— Start —

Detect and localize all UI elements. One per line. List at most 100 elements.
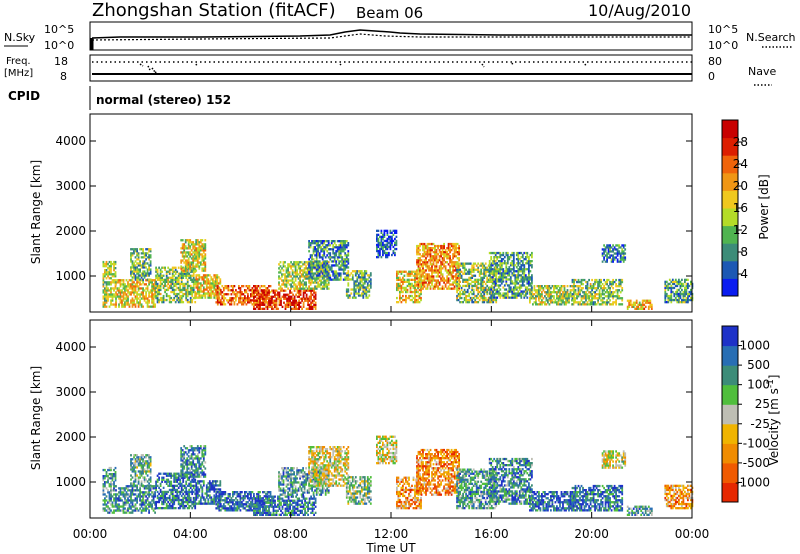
power-echo-cell — [357, 284, 360, 287]
power-echo-cell — [483, 266, 486, 269]
power-echo-cell — [345, 290, 348, 293]
power-echo-cell — [131, 264, 134, 267]
power-echo-cell — [327, 278, 330, 281]
power-echo-cell — [533, 293, 536, 296]
power-echo-cell — [314, 305, 317, 308]
power-echo-cell — [156, 268, 159, 271]
power-echo-cell — [145, 258, 147, 261]
power-echo-cell — [641, 299, 644, 302]
power-echo-cell — [345, 274, 348, 277]
power-echo-cell — [226, 285, 228, 288]
power-echo-cell — [684, 298, 686, 302]
power-echo-cell — [438, 251, 441, 254]
power-echo-cell — [105, 297, 108, 300]
power-echo-cell — [518, 292, 521, 295]
power-echo-cell — [538, 303, 540, 306]
power-echo-cell — [571, 303, 574, 306]
power-echo-cell — [180, 290, 183, 294]
power-echo-cell — [266, 291, 269, 294]
power-echo-cell — [131, 262, 134, 265]
power-echo-cell — [559, 299, 561, 302]
power-echo-cell — [416, 247, 418, 250]
power-echo-cell — [603, 287, 605, 290]
power-echo-cell — [309, 254, 312, 257]
power-echo-cell — [365, 296, 368, 299]
power-echo-cell — [146, 297, 149, 300]
power-echo-cell — [201, 276, 204, 279]
power-echo-cell — [547, 293, 549, 296]
power-echo-cell — [536, 285, 539, 288]
power-echo-cell — [312, 248, 315, 251]
power-echo-cell — [434, 265, 436, 268]
power-echo-cell — [192, 266, 195, 269]
power-echo-cell — [159, 272, 162, 275]
beam-label: Beam 06 — [356, 4, 423, 22]
power-echo-cell — [612, 291, 614, 294]
power-echo-cell — [681, 284, 683, 288]
power-echo-cell — [245, 299, 248, 302]
power-echo-cell — [164, 284, 166, 288]
power-echo-cell — [312, 277, 315, 280]
power-echo-cell — [323, 274, 326, 277]
power-echo-cell — [221, 295, 224, 298]
power-colorbar-tick-label: 20 — [733, 179, 748, 193]
power-echo-cell — [460, 286, 463, 290]
power-echo-cell — [271, 301, 273, 304]
power-echo-cell — [606, 289, 608, 292]
power-echo-cell — [414, 288, 416, 292]
power-echo-cell — [465, 296, 467, 300]
power-echo-cell — [330, 278, 333, 281]
power-echo-cell — [180, 298, 183, 302]
power-echo-cell — [107, 271, 109, 274]
power-echo-cell — [420, 255, 423, 258]
power-echo-cell — [341, 242, 344, 245]
power-echo-cell — [425, 273, 427, 276]
power-echo-cell — [291, 271, 294, 274]
power-echo-cell — [585, 291, 587, 294]
power-echo-cell — [622, 250, 625, 253]
power-echo-cell — [521, 270, 524, 273]
power-echo-cell — [687, 284, 689, 288]
power-echo-cell — [469, 298, 472, 302]
power-echo-cell — [186, 239, 189, 242]
power-echo-cell — [588, 299, 590, 302]
power-echo-cell — [585, 287, 587, 290]
power-echo-cell — [583, 303, 586, 306]
power-echo-cell — [592, 287, 595, 290]
power-echo-cell — [350, 292, 353, 295]
power-echo-cell — [323, 276, 326, 279]
power-echo-cell — [315, 240, 318, 243]
power-echo-cell — [450, 259, 453, 262]
power-echo-cell — [118, 281, 120, 284]
velocity-echo-cell — [105, 503, 108, 506]
power-echo-cell — [668, 294, 671, 298]
power-echo-cell — [505, 292, 508, 295]
power-echo-cell — [681, 288, 683, 292]
power-echo-cell — [468, 268, 471, 271]
power-echo-cell — [115, 297, 117, 300]
power-echo-cell — [306, 261, 309, 264]
power-echo-cell — [447, 253, 450, 256]
power-echo-cell — [283, 297, 285, 300]
power-echo-cell — [305, 299, 308, 302]
power-echo-cell — [281, 283, 283, 286]
power-echo-cell — [191, 278, 194, 281]
power-echo-cell — [288, 283, 291, 286]
power-echo-cell — [274, 299, 276, 302]
power-echo-cell — [667, 288, 670, 292]
power-echo-cell — [615, 295, 617, 298]
power-echo-cell — [667, 298, 670, 302]
power-echo-cell — [545, 285, 548, 288]
power-echo-cell — [685, 296, 688, 300]
power-echo-cell — [664, 298, 667, 302]
power-echo-cell — [213, 288, 216, 291]
power-echo-cell — [198, 292, 201, 295]
power-echo-cell — [148, 305, 150, 308]
power-echo-cell — [307, 289, 309, 292]
power-echo-cell — [102, 262, 105, 266]
power-echo-cell — [247, 293, 249, 296]
power-echo-cell — [472, 268, 475, 271]
power-echo-cell — [365, 272, 368, 275]
power-echo-cell — [589, 287, 592, 290]
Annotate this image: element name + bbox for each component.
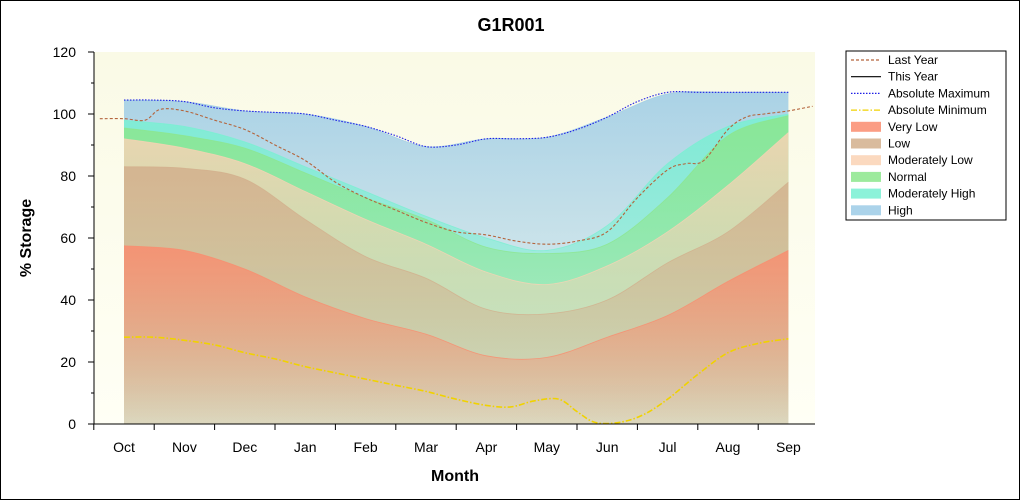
- line-absolute-maximum: [123, 91, 789, 148]
- y-tick-label: 20: [60, 354, 76, 370]
- band-edge-moderately-low: [123, 132, 789, 285]
- legend-swatch-normal: [851, 171, 881, 182]
- legend-label-low: Low: [888, 137, 910, 151]
- y-tick-label: 100: [53, 106, 77, 122]
- y-tick-label: 0: [68, 416, 76, 432]
- chart-title: G1R001: [477, 15, 544, 35]
- band-edge-very-low: [123, 245, 789, 360]
- legend-label-absolute-minimum: Absolute Minimum: [888, 103, 987, 117]
- legend-swatch-moderately-low: [851, 155, 881, 166]
- legend-label-normal: Normal: [888, 170, 927, 184]
- x-tick-label: Mar: [414, 439, 438, 455]
- legend-label-moderately-high: Moderately High: [888, 187, 975, 201]
- x-tick-label: Jun: [596, 439, 619, 455]
- x-tick-label: Dec: [232, 439, 257, 455]
- legend-label-moderately-low: Moderately Low: [888, 153, 973, 167]
- x-axis-title: Month: [431, 468, 479, 485]
- x-tick-label: Aug: [716, 439, 741, 455]
- x-tick-label: Sep: [776, 439, 801, 455]
- legend-label-high: High: [888, 203, 913, 217]
- line-absolute-minimum: [123, 336, 789, 425]
- x-tick-label: Jan: [294, 439, 317, 455]
- y-tick-label: 80: [60, 168, 76, 184]
- band-edge-moderately-high: [123, 113, 789, 252]
- band-edge-normal: [123, 115, 789, 255]
- legend-label-this-year: This Year: [888, 70, 938, 84]
- legend-label-absolute-maximum: Absolute Maximum: [888, 86, 990, 100]
- legend-swatch-very-low: [851, 121, 881, 132]
- legend-label-very-low: Very Low: [888, 120, 938, 134]
- legend-swatch-moderately-high: [851, 188, 881, 199]
- y-tick-label: 60: [60, 230, 76, 246]
- line-layer: [99, 91, 813, 425]
- band-layer: [123, 91, 789, 425]
- legend: Last Year This Year Absolute Maximum Absolu…: [845, 50, 1007, 221]
- x-tick-label: May: [534, 439, 560, 455]
- line-last-year: [99, 105, 813, 245]
- legend-swatch-low: [851, 138, 881, 149]
- legend-swatch-high: [851, 205, 881, 216]
- y-axis-title: % Storage: [18, 199, 35, 277]
- axes-layer: 0 20 40 60 80 100 120 Oct Nov Dec Jan Feb Mar Apr May J…: [53, 44, 815, 455]
- x-tick-label: Apr: [476, 439, 498, 455]
- x-tick-label: Jul: [659, 439, 677, 455]
- y-tick-label: 120: [53, 44, 77, 60]
- x-tick-label: Nov: [172, 439, 197, 455]
- y-tick-label: 40: [60, 292, 76, 308]
- x-tick-label: Feb: [354, 439, 378, 455]
- x-tick-label: Oct: [113, 439, 135, 455]
- legend-label-last-year: Last Year: [888, 53, 938, 67]
- band-edge-low: [123, 166, 789, 316]
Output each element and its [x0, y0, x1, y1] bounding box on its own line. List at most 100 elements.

— End —

**Brief**. Change "at most" to "no more than" everywhere it occurs in the lines above, and keep everything else unchanged. Leave the pictures out of your answer.

**Response to the task**.
Detect and localize all UI elements. One per line. List no more than 100 elements.
power-echo-cell — [357, 284, 360, 287]
power-echo-cell — [483, 266, 486, 269]
power-echo-cell — [345, 290, 348, 293]
power-echo-cell — [131, 264, 134, 267]
power-echo-cell — [327, 278, 330, 281]
power-echo-cell — [533, 293, 536, 296]
power-echo-cell — [314, 305, 317, 308]
power-echo-cell — [156, 268, 159, 271]
power-echo-cell — [145, 258, 147, 261]
power-echo-cell — [641, 299, 644, 302]
power-echo-cell — [345, 274, 348, 277]
power-echo-cell — [226, 285, 228, 288]
power-echo-cell — [684, 298, 686, 302]
power-echo-cell — [438, 251, 441, 254]
power-echo-cell — [105, 297, 108, 300]
power-echo-cell — [518, 292, 521, 295]
power-echo-cell — [538, 303, 540, 306]
power-echo-cell — [571, 303, 574, 306]
power-echo-cell — [180, 290, 183, 294]
power-echo-cell — [266, 291, 269, 294]
power-echo-cell — [131, 262, 134, 265]
power-echo-cell — [559, 299, 561, 302]
power-echo-cell — [416, 247, 418, 250]
power-echo-cell — [603, 287, 605, 290]
power-echo-cell — [309, 254, 312, 257]
power-echo-cell — [365, 296, 368, 299]
power-echo-cell — [146, 297, 149, 300]
power-echo-cell — [201, 276, 204, 279]
power-echo-cell — [547, 293, 549, 296]
power-echo-cell — [536, 285, 539, 288]
power-echo-cell — [312, 248, 315, 251]
power-echo-cell — [434, 265, 436, 268]
power-echo-cell — [192, 266, 195, 269]
power-echo-cell — [159, 272, 162, 275]
beam-label: Beam 06 — [356, 4, 423, 22]
power-echo-cell — [612, 291, 614, 294]
power-echo-cell — [681, 284, 683, 288]
power-echo-cell — [245, 299, 248, 302]
power-echo-cell — [164, 284, 166, 288]
power-echo-cell — [312, 277, 315, 280]
power-echo-cell — [323, 274, 326, 277]
power-echo-cell — [221, 295, 224, 298]
power-colorbar-tick-label: 20 — [733, 179, 748, 193]
power-echo-cell — [460, 286, 463, 290]
power-echo-cell — [271, 301, 273, 304]
power-echo-cell — [606, 289, 608, 292]
power-echo-cell — [414, 288, 416, 292]
power-echo-cell — [465, 296, 467, 300]
power-echo-cell — [330, 278, 333, 281]
power-echo-cell — [180, 298, 183, 302]
power-echo-cell — [107, 271, 109, 274]
power-echo-cell — [420, 255, 423, 258]
power-echo-cell — [341, 242, 344, 245]
power-echo-cell — [425, 273, 427, 276]
power-echo-cell — [291, 271, 294, 274]
power-echo-cell — [585, 291, 587, 294]
power-echo-cell — [622, 250, 625, 253]
power-echo-cell — [521, 270, 524, 273]
power-echo-cell — [687, 284, 689, 288]
power-echo-cell — [469, 298, 472, 302]
power-echo-cell — [186, 239, 189, 242]
power-echo-cell — [588, 299, 590, 302]
power-echo-cell — [585, 287, 587, 290]
power-echo-cell — [583, 303, 586, 306]
power-echo-cell — [592, 287, 595, 290]
power-echo-cell — [350, 292, 353, 295]
power-echo-cell — [323, 276, 326, 279]
power-echo-cell — [315, 240, 318, 243]
power-echo-cell — [450, 259, 453, 262]
power-echo-cell — [118, 281, 120, 284]
velocity-echo-cell — [105, 503, 108, 506]
power-echo-cell — [668, 294, 671, 298]
power-echo-cell — [505, 292, 508, 295]
power-echo-cell — [681, 288, 683, 292]
power-echo-cell — [468, 268, 471, 271]
power-echo-cell — [115, 297, 117, 300]
power-echo-cell — [306, 261, 309, 264]
power-echo-cell — [447, 253, 450, 256]
power-echo-cell — [283, 297, 285, 300]
power-echo-cell — [305, 299, 308, 302]
power-echo-cell — [281, 283, 283, 286]
power-echo-cell — [191, 278, 194, 281]
power-echo-cell — [288, 283, 291, 286]
power-echo-cell — [274, 299, 276, 302]
power-echo-cell — [667, 288, 670, 292]
power-echo-cell — [615, 295, 617, 298]
power-echo-cell — [667, 298, 670, 302]
power-echo-cell — [545, 285, 548, 288]
power-echo-cell — [685, 296, 688, 300]
power-echo-cell — [664, 298, 667, 302]
power-echo-cell — [213, 288, 216, 291]
power-echo-cell — [198, 292, 201, 295]
power-echo-cell — [148, 305, 150, 308]
power-echo-cell — [307, 289, 309, 292]
power-echo-cell — [102, 262, 105, 266]
power-echo-cell — [247, 293, 249, 296]
power-echo-cell — [472, 268, 475, 271]
power-echo-cell — [365, 272, 368, 275]
power-echo-cell — [589, 287, 592, 290]
Annotate this image: element name + bbox for each component.
- line-absolute-maximum: [123, 91, 789, 148]
- y-tick-label: 20: [60, 354, 76, 370]
- band-edge-moderately-low: [123, 132, 789, 285]
- legend-swatch-normal: [851, 171, 881, 182]
- legend-label-low: Low: [888, 137, 910, 151]
- y-tick-label: 100: [53, 106, 77, 122]
- y-tick-label: 0: [68, 416, 76, 432]
- chart-title: G1R001: [477, 15, 544, 35]
- band-edge-very-low: [123, 245, 789, 360]
- legend-label-absolute-minimum: Absolute Minimum: [888, 103, 987, 117]
- legend-swatch-moderately-low: [851, 155, 881, 166]
- legend-label-normal: Normal: [888, 170, 927, 184]
- x-tick-label: Mar: [414, 439, 438, 455]
- legend-label-moderately-high: Moderately High: [888, 187, 975, 201]
- x-tick-label: Jun: [596, 439, 619, 455]
- x-tick-label: Dec: [232, 439, 257, 455]
- legend-label-moderately-low: Moderately Low: [888, 153, 973, 167]
- x-axis-title: Month: [431, 468, 479, 485]
- x-tick-label: Aug: [716, 439, 741, 455]
- x-tick-label: Sep: [776, 439, 801, 455]
- legend-label-high: High: [888, 203, 913, 217]
- line-absolute-minimum: [123, 336, 789, 425]
- x-tick-label: Jan: [294, 439, 317, 455]
- y-tick-label: 80: [60, 168, 76, 184]
- band-edge-moderately-high: [123, 113, 789, 252]
- band-edge-normal: [123, 115, 789, 255]
- legend-label-this-year: This Year: [888, 70, 938, 84]
- legend-label-absolute-maximum: Absolute Maximum: [888, 86, 990, 100]
- legend-swatch-very-low: [851, 121, 881, 132]
- legend-label-very-low: Very Low: [888, 120, 938, 134]
- legend-swatch-moderately-high: [851, 188, 881, 199]
- y-tick-label: 60: [60, 230, 76, 246]
- line-layer: [99, 91, 813, 425]
- band-layer: [123, 91, 789, 425]
- legend: Last Year This Year Absolute Maximum Absolu…: [845, 50, 1007, 221]
- x-tick-label: May: [534, 439, 560, 455]
- line-last-year: [99, 105, 813, 245]
- legend-swatch-low: [851, 138, 881, 149]
- legend-swatch-high: [851, 205, 881, 216]
- y-axis-title: % Storage: [18, 199, 35, 277]
- axes-layer: 0 20 40 60 80 100 120 Oct Nov Dec Jan Feb Mar Apr May J…: [53, 44, 815, 455]
- x-tick-label: Apr: [476, 439, 498, 455]
- x-tick-label: Jul: [659, 439, 677, 455]
- y-tick-label: 120: [53, 44, 77, 60]
- x-tick-label: Nov: [172, 439, 197, 455]
- y-tick-label: 40: [60, 292, 76, 308]
- x-tick-label: Feb: [354, 439, 378, 455]
- x-tick-label: Oct: [113, 439, 135, 455]
- legend-label-last-year: Last Year: [888, 53, 938, 67]
- band-edge-low: [123, 166, 789, 316]
Output each element and its [x0, y0, x1, y1] bounding box on its own line. List no more than 100 elements.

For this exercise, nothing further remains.